• _Exercise details_
Reproduce all records exactly.

• _Supplied records_
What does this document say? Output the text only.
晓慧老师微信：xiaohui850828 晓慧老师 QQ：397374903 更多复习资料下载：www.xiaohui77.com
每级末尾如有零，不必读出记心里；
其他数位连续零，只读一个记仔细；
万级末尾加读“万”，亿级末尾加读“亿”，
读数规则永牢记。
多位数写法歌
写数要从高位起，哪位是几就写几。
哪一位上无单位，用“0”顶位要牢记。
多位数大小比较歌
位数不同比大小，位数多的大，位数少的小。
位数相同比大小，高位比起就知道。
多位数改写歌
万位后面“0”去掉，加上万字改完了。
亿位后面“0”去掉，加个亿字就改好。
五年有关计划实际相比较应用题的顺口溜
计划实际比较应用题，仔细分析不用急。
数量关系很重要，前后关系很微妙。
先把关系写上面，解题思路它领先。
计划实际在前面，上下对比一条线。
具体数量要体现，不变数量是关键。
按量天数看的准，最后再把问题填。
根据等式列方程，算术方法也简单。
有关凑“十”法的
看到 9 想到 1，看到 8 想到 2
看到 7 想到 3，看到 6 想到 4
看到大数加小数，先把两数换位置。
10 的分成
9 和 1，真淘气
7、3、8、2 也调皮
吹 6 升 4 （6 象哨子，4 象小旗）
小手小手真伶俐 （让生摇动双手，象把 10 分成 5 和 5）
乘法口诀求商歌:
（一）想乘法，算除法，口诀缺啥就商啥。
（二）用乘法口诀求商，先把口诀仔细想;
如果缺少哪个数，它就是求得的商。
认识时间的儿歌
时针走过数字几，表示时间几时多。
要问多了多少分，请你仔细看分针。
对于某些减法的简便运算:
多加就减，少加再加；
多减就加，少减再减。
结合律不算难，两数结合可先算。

• _Answer to this exercise_
What does this document say? Output the text only.
晓慧老师微信：xiaohui850828 晓慧老师 QQ：397374903 更多复习资料下载：www.xiaohui77.com
每级末尾如有零，不必读出记心里；
其他数位连续零，只读一个记仔细；
万级末尾加读“万”，亿级末尾加读“亿”，
读数规则永牢记。
多位数写法歌
写数要从高位起，哪位是几就写几。
哪一位上无单位，用“0”顶位要牢记。
多位数大小比较歌
位数不同比大小，位数多的大，位数少的小。
位数相同比大小，高位比起就知道。
多位数改写歌
万位后面“0”去掉，加上万字改完了。
亿位后面“0”去掉，加个亿字就改好。
五年有关计划实际相比较应用题的顺口溜
计划实际比较应用题，仔细分析不用急。
数量关系很重要，前后关系很微妙。
先把关系写上面，解题思路它领先。
计划实际在前面，上下对比一条线。
具体数量要体现，不变数量是关键。
按量天数看的准，最后再把问题填。
根据等式列方程，算术方法也简单。
有关凑“十”法的
看到 9 想到 1，看到 8 想到 2
看到 7 想到 3，看到 6 想到 4
看到大数加小数，先把两数换位置。
10 的分成
9 和 1，真淘气
7、3、8、2 也调皮
吹 6 升 4 （6 象哨子，4 象小旗）
小手小手真伶俐 （让生摇动双手，象把 10 分成 5 和 5）
乘法口诀求商歌:
（一）想乘法，算除法，口诀缺啥就商啥。
（二）用乘法口诀求商，先把口诀仔细想;
如果缺少哪个数，它就是求得的商。
认识时间的儿歌
时针走过数字几，表示时间几时多。
要问多了多少分，请你仔细看分针。
对于某些减法的简便运算:
多加就减，少加再加；
多减就加，少减再减。
结合律不算难，两数结合可先算。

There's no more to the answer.